Print every line of the listing exactly, please.

Stored items from a collection:
☆ ☆ ☆ ☆ ☆
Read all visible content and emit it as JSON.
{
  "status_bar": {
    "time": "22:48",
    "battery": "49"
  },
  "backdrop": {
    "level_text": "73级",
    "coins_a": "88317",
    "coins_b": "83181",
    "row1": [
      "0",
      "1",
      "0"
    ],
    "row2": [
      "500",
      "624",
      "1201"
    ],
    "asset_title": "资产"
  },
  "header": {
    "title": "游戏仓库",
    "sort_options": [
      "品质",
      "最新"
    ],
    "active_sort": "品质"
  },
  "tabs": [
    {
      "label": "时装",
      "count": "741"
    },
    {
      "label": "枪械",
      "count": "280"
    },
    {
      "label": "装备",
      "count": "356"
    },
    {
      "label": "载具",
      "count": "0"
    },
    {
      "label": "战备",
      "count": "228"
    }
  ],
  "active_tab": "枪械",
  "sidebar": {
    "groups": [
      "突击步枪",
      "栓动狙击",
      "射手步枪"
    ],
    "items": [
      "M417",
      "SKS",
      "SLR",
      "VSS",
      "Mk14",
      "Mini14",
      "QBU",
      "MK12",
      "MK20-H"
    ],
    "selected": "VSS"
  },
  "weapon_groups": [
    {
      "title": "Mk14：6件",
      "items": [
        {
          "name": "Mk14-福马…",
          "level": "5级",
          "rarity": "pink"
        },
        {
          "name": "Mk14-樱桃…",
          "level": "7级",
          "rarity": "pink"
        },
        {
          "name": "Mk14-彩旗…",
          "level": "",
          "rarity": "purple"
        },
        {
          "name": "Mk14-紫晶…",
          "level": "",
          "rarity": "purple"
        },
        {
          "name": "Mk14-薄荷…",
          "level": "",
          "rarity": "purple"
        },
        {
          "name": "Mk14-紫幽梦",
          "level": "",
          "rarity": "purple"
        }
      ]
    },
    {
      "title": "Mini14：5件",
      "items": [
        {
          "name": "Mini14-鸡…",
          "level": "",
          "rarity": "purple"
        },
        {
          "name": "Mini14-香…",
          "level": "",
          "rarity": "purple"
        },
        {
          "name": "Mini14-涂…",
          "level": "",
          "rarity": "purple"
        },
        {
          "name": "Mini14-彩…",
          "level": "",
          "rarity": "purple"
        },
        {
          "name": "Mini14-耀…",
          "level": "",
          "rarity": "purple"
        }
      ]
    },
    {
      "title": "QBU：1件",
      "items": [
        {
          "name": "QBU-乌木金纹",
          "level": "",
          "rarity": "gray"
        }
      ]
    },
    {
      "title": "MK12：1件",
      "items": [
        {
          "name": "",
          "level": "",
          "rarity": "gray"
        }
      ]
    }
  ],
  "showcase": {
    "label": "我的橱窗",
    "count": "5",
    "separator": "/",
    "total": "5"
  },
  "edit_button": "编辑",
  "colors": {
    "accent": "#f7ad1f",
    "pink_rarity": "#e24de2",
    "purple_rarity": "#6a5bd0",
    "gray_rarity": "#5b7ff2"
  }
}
☆ ☆ ☆ ☆ ☆
= Exercise response =
Read all visible content and emit it as JSON.
{
  "status_bar": {
    "time": "22:48",
    "battery": "49"
  },
  "backdrop": {
    "level_text": "73级",
    "coins_a": "88317",
    "coins_b": "83181",
    "row1": [
      "0",
      "1",
      "0"
    ],
    "row2": [
      "500",
      "624",
      "1201"
    ],
    "asset_title": "资产"
  },
  "header": {
    "title": "游戏仓库",
    "sort_options": [
      "品质",
      "最新"
    ],
    "active_sort": "品质"
  },
  "tabs": [
    {
      "label": "时装",
      "count": "741"
    },
    {
      "label": "枪械",
      "count": "280"
    },
    {
      "label": "装备",
      "count": "356"
    },
    {
      "label": "载具",
      "count": "0"
    },
    {
      "label": "战备",
      "count": "228"
    }
  ],
  "active_tab": "枪械",
  "sidebar": {
    "groups": [
      "突击步枪",
      "栓动狙击",
      "射手步枪"
    ],
    "items": [
      "M417",
      "SKS",
      "SLR",
      "VSS",
      "Mk14",
      "Mini14",
      "QBU",
      "MK12",
      "MK20-H"
    ],
    "selected": "VSS"
  },
  "weapon_groups": [
    {
      "title": "Mk14：6件",
      "items": [
        {
          "name": "Mk14-福马…",
          "level": "5级",
          "rarity": "pink"
        },
        {
          "name": "Mk14-樱桃…",
          "level": "7级",
          "rarity": "pink"
        },
        {
          "name": "Mk14-彩旗…",
          "level": "",
          "rarity": "purple"
        },
        {
          "name": "Mk14-紫晶…",
          "level": "",
          "rarity": "purple"
        },
        {
          "name": "Mk14-薄荷…",
          "level": "",
          "rarity": "purple"
        },
        {
          "name": "Mk14-紫幽梦",
          "level": "",
          "rarity": "purple"
        }
      ]
    },
    {
      "title": "Mini14：5件",
      "items": [
        {
          "name": "Mini14-鸡…",
          "level": "",
          "rarity": "purple"
        },
        {
          "name": "Mini14-香…",
          "level": "",
          "rarity": "purple"
        },
        {
          "name": "Mini14-涂…",
          "level": "",
          "rarity": "purple"
        },
        {
          "name": "Mini14-彩…",
          "level": "",
          "rarity": "purple"
        },
        {
          "name": "Mini14-耀…",
          "level": "",
          "rarity": "purple"
        }
      ]
    },
    {
      "title": "QBU：1件",
      "items": [
        {
          "name": "QBU-乌木金纹",
          "level": "",
          "rarity": "gray"
        }
      ]
    },
    {
      "title": "MK12：1件",
      "items": [
        {
          "name": "",
          "level": "",
          "rarity": "gray"
        }
      ]
    }
  ],
  "showcase": {
    "label": "我的橱窗",
    "count": "5",
    "separator": "/",
    "total": "5"
  },
  "edit_button": "编辑",
  "colors": {
    "accent": "#f7ad1f",
    "pink_rarity": "#e24de2",
    "purple_rarity": "#6a5bd0",
    "gray_rarity": "#5b7ff2"
  }
}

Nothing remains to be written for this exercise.